◆ EXERCISE DESCRIPTION ◆
Images are excluded; otherwise, output every record exactly.

◆ INFORMATION SUPPLIED ◆
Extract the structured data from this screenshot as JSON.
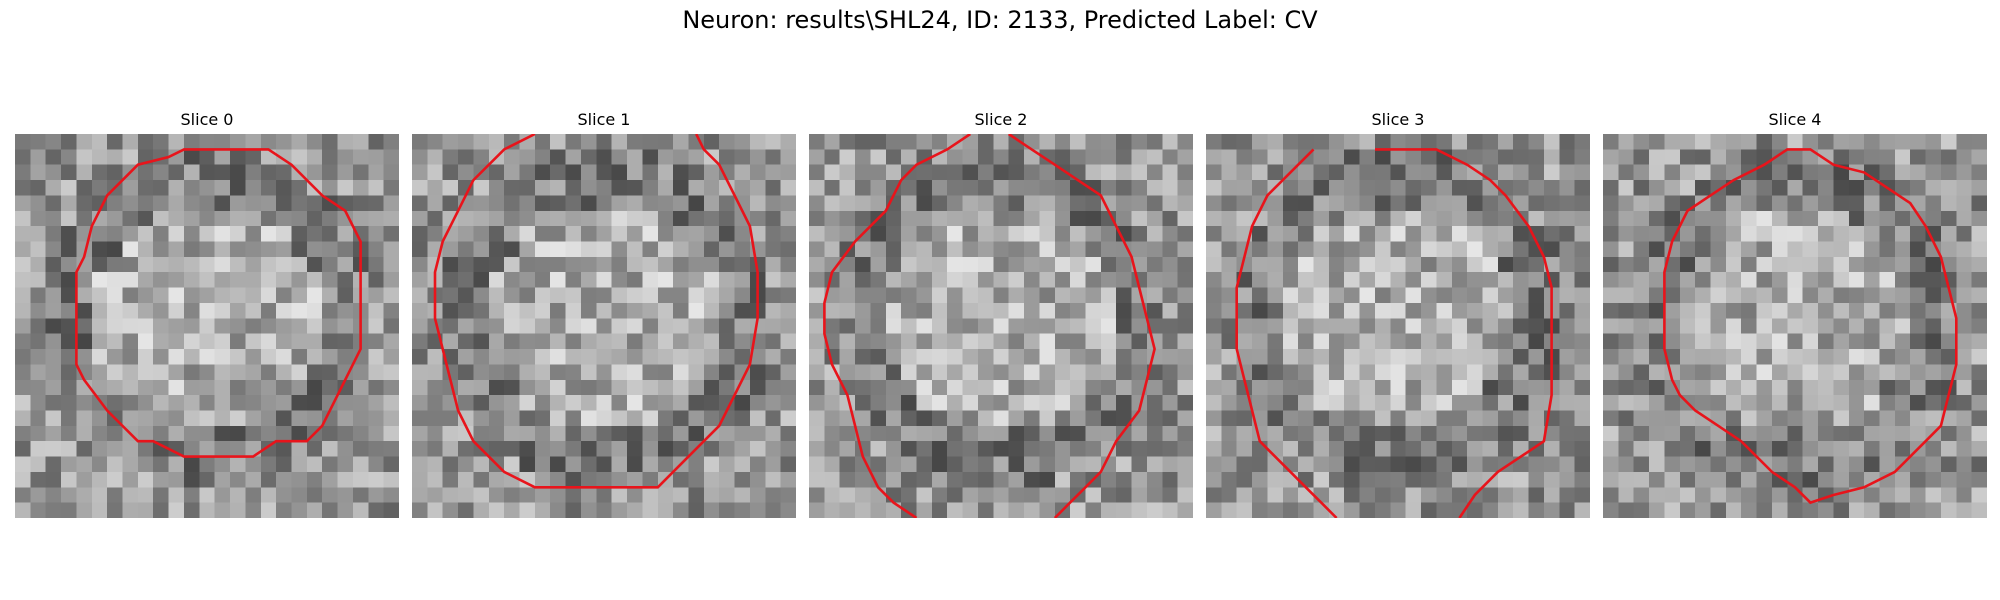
{
  "figure": {
    "title": "Neuron: results\\SHL24, ID: 2133, Predicted Label: CV"
  },
  "contour_color": "#e8141b",
  "slices": [
    {
      "title": "Slice 0",
      "seed": 11
    },
    {
      "title": "Slice 1",
      "seed": 23
    },
    {
      "title": "Slice 2",
      "seed": 37
    },
    {
      "title": "Slice 3",
      "seed": 53
    },
    {
      "title": "Slice 4",
      "seed": 71
    }
  ]
}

◆ THE RESPONSE ◆
Extract the structured data from this screenshot as JSON.
{
  "figure": {
    "title": "Neuron: results\\SHL24, ID: 2133, Predicted Label: CV"
  },
  "contour_color": "#e8141b",
  "slices": [
    {
      "title": "Slice 0",
      "seed": 11
    },
    {
      "title": "Slice 1",
      "seed": 23
    },
    {
      "title": "Slice 2",
      "seed": 37
    },
    {
      "title": "Slice 3",
      "seed": 53
    },
    {
      "title": "Slice 4",
      "seed": 71
    }
  ]
}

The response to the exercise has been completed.